- [Exercise aim] Please output every line of the material as it stands, without the pictures.

── Input data

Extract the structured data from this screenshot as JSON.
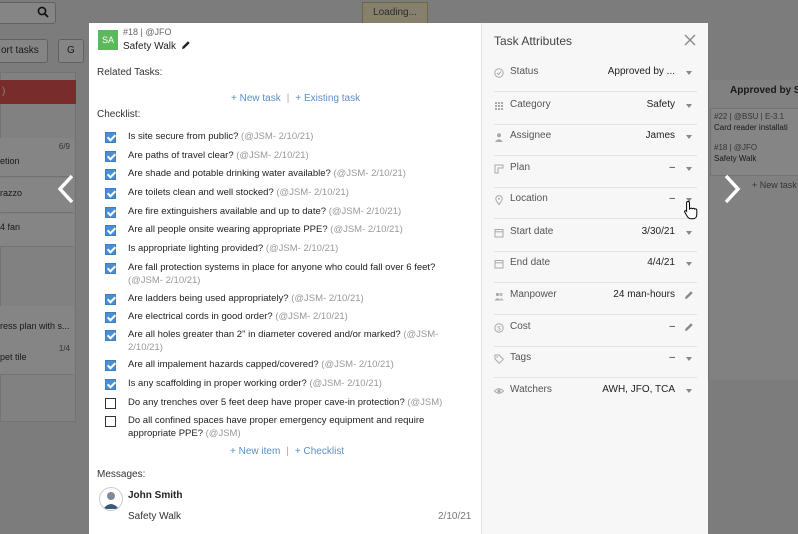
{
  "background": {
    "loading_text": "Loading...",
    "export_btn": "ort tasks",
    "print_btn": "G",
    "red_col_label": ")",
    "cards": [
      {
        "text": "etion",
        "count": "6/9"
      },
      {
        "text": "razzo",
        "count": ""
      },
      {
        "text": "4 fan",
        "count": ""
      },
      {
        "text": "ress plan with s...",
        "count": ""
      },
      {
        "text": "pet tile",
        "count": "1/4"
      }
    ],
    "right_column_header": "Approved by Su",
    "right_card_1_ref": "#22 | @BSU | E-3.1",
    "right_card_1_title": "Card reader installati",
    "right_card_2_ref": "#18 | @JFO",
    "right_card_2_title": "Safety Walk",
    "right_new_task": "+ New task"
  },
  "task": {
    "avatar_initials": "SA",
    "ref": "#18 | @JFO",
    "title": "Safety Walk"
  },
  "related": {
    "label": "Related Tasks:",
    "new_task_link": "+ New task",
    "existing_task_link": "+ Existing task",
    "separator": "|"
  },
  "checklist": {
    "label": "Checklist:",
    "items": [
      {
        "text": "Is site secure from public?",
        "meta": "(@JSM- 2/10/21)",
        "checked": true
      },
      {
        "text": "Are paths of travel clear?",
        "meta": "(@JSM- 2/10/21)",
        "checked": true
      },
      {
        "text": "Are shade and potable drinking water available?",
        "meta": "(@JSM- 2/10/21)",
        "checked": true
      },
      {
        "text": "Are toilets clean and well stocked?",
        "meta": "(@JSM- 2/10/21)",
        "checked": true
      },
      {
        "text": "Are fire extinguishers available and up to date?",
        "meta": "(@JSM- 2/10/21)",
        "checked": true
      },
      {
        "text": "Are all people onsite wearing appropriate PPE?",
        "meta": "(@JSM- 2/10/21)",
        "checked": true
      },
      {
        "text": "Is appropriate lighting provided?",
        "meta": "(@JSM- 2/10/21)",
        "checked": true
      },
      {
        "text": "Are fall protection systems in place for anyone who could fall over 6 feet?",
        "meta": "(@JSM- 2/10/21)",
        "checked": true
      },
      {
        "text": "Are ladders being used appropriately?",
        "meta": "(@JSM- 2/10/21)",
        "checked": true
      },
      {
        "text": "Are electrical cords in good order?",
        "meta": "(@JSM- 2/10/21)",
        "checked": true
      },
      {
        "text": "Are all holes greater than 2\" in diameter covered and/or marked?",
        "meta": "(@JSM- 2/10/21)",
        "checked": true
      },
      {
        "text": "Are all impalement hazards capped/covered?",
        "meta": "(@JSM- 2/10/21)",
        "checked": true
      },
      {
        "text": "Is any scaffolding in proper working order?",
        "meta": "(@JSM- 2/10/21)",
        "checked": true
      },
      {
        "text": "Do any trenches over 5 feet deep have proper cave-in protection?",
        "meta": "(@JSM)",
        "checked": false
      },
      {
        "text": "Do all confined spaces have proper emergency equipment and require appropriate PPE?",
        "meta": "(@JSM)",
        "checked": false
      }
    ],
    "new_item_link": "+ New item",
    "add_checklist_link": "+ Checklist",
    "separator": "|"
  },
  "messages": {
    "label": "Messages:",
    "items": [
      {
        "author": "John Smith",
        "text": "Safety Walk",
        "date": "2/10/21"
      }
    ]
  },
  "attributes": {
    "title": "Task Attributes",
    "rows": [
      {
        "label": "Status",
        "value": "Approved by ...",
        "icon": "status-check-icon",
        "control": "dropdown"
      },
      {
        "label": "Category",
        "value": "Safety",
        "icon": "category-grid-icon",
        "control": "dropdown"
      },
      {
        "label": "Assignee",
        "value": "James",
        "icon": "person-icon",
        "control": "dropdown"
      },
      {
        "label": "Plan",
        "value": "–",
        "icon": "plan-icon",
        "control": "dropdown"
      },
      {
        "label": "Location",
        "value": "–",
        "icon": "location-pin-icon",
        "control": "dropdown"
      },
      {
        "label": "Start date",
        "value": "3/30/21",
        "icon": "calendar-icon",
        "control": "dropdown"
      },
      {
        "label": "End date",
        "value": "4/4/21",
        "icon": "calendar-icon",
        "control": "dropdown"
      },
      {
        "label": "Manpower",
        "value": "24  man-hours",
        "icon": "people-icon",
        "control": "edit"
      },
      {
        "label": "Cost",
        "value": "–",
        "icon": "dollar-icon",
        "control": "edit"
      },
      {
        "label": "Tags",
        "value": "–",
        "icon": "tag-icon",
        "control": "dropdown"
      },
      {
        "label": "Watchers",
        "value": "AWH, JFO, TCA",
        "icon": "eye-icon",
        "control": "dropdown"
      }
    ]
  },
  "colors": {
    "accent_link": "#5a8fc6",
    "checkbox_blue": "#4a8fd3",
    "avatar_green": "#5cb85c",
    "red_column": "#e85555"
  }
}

────

- [Answer to the exercise]
Extract the structured data from this screenshot as JSON.
{
  "background": {
    "loading_text": "Loading...",
    "export_btn": "ort tasks",
    "print_btn": "G",
    "red_col_label": ")",
    "cards": [
      {
        "text": "etion",
        "count": "6/9"
      },
      {
        "text": "razzo",
        "count": ""
      },
      {
        "text": "4 fan",
        "count": ""
      },
      {
        "text": "ress plan with s...",
        "count": ""
      },
      {
        "text": "pet tile",
        "count": "1/4"
      }
    ],
    "right_column_header": "Approved by Su",
    "right_card_1_ref": "#22 | @BSU | E-3.1",
    "right_card_1_title": "Card reader installati",
    "right_card_2_ref": "#18 | @JFO",
    "right_card_2_title": "Safety Walk",
    "right_new_task": "+ New task"
  },
  "task": {
    "avatar_initials": "SA",
    "ref": "#18 | @JFO",
    "title": "Safety Walk"
  },
  "related": {
    "label": "Related Tasks:",
    "new_task_link": "+ New task",
    "existing_task_link": "+ Existing task",
    "separator": "|"
  },
  "checklist": {
    "label": "Checklist:",
    "items": [
      {
        "text": "Is site secure from public?",
        "meta": "(@JSM- 2/10/21)",
        "checked": true
      },
      {
        "text": "Are paths of travel clear?",
        "meta": "(@JSM- 2/10/21)",
        "checked": true
      },
      {
        "text": "Are shade and potable drinking water available?",
        "meta": "(@JSM- 2/10/21)",
        "checked": true
      },
      {
        "text": "Are toilets clean and well stocked?",
        "meta": "(@JSM- 2/10/21)",
        "checked": true
      },
      {
        "text": "Are fire extinguishers available and up to date?",
        "meta": "(@JSM- 2/10/21)",
        "checked": true
      },
      {
        "text": "Are all people onsite wearing appropriate PPE?",
        "meta": "(@JSM- 2/10/21)",
        "checked": true
      },
      {
        "text": "Is appropriate lighting provided?",
        "meta": "(@JSM- 2/10/21)",
        "checked": true
      },
      {
        "text": "Are fall protection systems in place for anyone who could fall over 6 feet?",
        "meta": "(@JSM- 2/10/21)",
        "checked": true
      },
      {
        "text": "Are ladders being used appropriately?",
        "meta": "(@JSM- 2/10/21)",
        "checked": true
      },
      {
        "text": "Are electrical cords in good order?",
        "meta": "(@JSM- 2/10/21)",
        "checked": true
      },
      {
        "text": "Are all holes greater than 2\" in diameter covered and/or marked?",
        "meta": "(@JSM- 2/10/21)",
        "checked": true
      },
      {
        "text": "Are all impalement hazards capped/covered?",
        "meta": "(@JSM- 2/10/21)",
        "checked": true
      },
      {
        "text": "Is any scaffolding in proper working order?",
        "meta": "(@JSM- 2/10/21)",
        "checked": true
      },
      {
        "text": "Do any trenches over 5 feet deep have proper cave-in protection?",
        "meta": "(@JSM)",
        "checked": false
      },
      {
        "text": "Do all confined spaces have proper emergency equipment and require appropriate PPE?",
        "meta": "(@JSM)",
        "checked": false
      }
    ],
    "new_item_link": "+ New item",
    "add_checklist_link": "+ Checklist",
    "separator": "|"
  },
  "messages": {
    "label": "Messages:",
    "items": [
      {
        "author": "John Smith",
        "text": "Safety Walk",
        "date": "2/10/21"
      }
    ]
  },
  "attributes": {
    "title": "Task Attributes",
    "rows": [
      {
        "label": "Status",
        "value": "Approved by ...",
        "icon": "status-check-icon",
        "control": "dropdown"
      },
      {
        "label": "Category",
        "value": "Safety",
        "icon": "category-grid-icon",
        "control": "dropdown"
      },
      {
        "label": "Assignee",
        "value": "James",
        "icon": "person-icon",
        "control": "dropdown"
      },
      {
        "label": "Plan",
        "value": "–",
        "icon": "plan-icon",
        "control": "dropdown"
      },
      {
        "label": "Location",
        "value": "–",
        "icon": "location-pin-icon",
        "control": "dropdown"
      },
      {
        "label": "Start date",
        "value": "3/30/21",
        "icon": "calendar-icon",
        "control": "dropdown"
      },
      {
        "label": "End date",
        "value": "4/4/21",
        "icon": "calendar-icon",
        "control": "dropdown"
      },
      {
        "label": "Manpower",
        "value": "24  man-hours",
        "icon": "people-icon",
        "control": "edit"
      },
      {
        "label": "Cost",
        "value": "–",
        "icon": "dollar-icon",
        "control": "edit"
      },
      {
        "label": "Tags",
        "value": "–",
        "icon": "tag-icon",
        "control": "dropdown"
      },
      {
        "label": "Watchers",
        "value": "AWH, JFO, TCA",
        "icon": "eye-icon",
        "control": "dropdown"
      }
    ]
  },
  "colors": {
    "accent_link": "#5a8fc6",
    "checkbox_blue": "#4a8fd3",
    "avatar_green": "#5cb85c",
    "red_column": "#e85555"
  }
}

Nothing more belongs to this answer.